> **What you are asked to do**
Gather every line below where "Caste" appears.
··········
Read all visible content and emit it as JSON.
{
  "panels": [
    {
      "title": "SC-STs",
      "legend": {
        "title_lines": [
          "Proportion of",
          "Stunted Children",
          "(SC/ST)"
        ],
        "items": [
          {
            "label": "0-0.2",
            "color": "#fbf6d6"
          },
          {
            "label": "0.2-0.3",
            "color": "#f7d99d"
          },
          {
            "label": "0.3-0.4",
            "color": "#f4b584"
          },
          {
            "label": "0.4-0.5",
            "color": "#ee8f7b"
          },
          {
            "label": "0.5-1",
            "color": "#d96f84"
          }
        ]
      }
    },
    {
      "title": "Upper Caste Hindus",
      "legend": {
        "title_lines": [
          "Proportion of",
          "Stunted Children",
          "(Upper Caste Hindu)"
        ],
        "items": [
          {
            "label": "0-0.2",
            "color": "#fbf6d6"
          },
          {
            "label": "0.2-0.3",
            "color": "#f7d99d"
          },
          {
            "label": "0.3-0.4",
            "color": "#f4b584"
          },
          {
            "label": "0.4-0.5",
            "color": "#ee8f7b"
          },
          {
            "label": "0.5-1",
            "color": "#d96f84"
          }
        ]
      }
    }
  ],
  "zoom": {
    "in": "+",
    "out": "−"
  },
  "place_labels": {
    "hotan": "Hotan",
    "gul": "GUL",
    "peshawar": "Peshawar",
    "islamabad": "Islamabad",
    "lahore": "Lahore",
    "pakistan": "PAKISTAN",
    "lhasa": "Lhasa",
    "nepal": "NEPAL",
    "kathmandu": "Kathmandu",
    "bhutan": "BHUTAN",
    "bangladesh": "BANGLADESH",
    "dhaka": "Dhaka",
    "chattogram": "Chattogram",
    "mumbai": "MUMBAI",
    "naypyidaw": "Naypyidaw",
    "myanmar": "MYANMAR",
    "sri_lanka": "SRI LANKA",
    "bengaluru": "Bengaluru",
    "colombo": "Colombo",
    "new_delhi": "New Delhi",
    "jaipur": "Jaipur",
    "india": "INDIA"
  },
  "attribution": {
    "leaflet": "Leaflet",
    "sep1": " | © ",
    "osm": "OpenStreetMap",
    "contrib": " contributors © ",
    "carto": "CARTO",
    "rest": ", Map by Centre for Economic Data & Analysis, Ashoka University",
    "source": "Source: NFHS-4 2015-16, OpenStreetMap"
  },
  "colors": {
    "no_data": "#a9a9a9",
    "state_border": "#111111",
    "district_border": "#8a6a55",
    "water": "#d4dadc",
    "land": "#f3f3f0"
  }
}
··········
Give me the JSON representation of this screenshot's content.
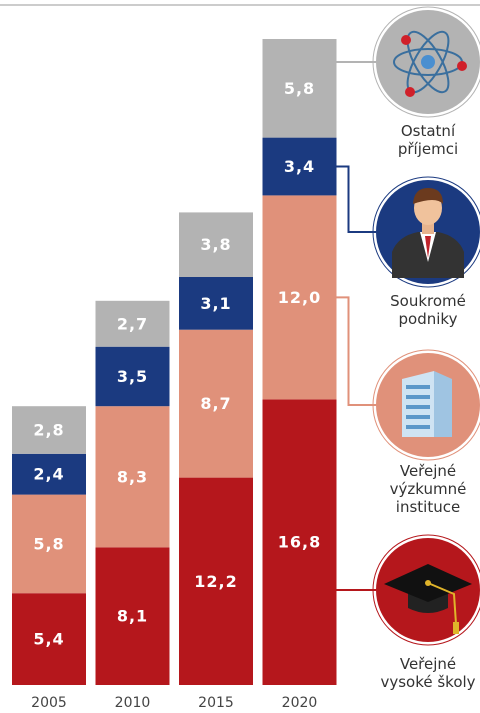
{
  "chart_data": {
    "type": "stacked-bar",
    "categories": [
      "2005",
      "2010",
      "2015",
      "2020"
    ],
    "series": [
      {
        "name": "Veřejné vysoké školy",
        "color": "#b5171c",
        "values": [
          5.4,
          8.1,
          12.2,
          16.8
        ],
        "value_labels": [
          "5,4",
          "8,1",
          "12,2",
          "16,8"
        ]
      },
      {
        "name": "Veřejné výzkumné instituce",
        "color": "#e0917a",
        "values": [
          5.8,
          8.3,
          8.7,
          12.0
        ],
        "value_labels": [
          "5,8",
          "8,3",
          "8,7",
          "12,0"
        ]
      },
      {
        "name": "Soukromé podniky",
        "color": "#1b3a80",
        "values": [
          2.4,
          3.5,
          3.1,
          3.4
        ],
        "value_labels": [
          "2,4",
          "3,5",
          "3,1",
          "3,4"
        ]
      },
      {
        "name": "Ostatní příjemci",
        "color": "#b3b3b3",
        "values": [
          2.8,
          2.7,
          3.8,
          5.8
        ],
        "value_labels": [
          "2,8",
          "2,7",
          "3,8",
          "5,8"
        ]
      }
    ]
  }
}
··········
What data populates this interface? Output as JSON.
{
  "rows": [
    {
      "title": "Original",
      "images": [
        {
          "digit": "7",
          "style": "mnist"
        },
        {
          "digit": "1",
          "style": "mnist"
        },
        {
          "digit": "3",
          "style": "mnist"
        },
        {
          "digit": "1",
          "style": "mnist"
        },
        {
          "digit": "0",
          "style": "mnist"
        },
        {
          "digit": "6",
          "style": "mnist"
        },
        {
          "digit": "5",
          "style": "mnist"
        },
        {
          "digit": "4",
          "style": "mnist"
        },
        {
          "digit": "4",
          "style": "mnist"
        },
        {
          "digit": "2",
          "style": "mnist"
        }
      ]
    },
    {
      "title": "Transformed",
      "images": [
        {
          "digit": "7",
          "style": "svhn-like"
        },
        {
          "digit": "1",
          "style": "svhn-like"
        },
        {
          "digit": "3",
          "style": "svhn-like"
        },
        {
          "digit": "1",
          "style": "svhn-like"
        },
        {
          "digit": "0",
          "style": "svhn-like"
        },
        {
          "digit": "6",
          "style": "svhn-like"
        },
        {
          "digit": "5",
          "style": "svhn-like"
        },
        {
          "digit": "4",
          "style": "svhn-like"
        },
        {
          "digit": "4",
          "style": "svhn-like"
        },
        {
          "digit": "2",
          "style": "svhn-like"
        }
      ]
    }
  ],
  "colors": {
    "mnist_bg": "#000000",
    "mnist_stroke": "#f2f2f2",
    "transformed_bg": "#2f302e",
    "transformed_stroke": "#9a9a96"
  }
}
··········
> **Answer for the task**
      "title": "Upper Caste Hindus",
          "(Upper Caste Hindu)"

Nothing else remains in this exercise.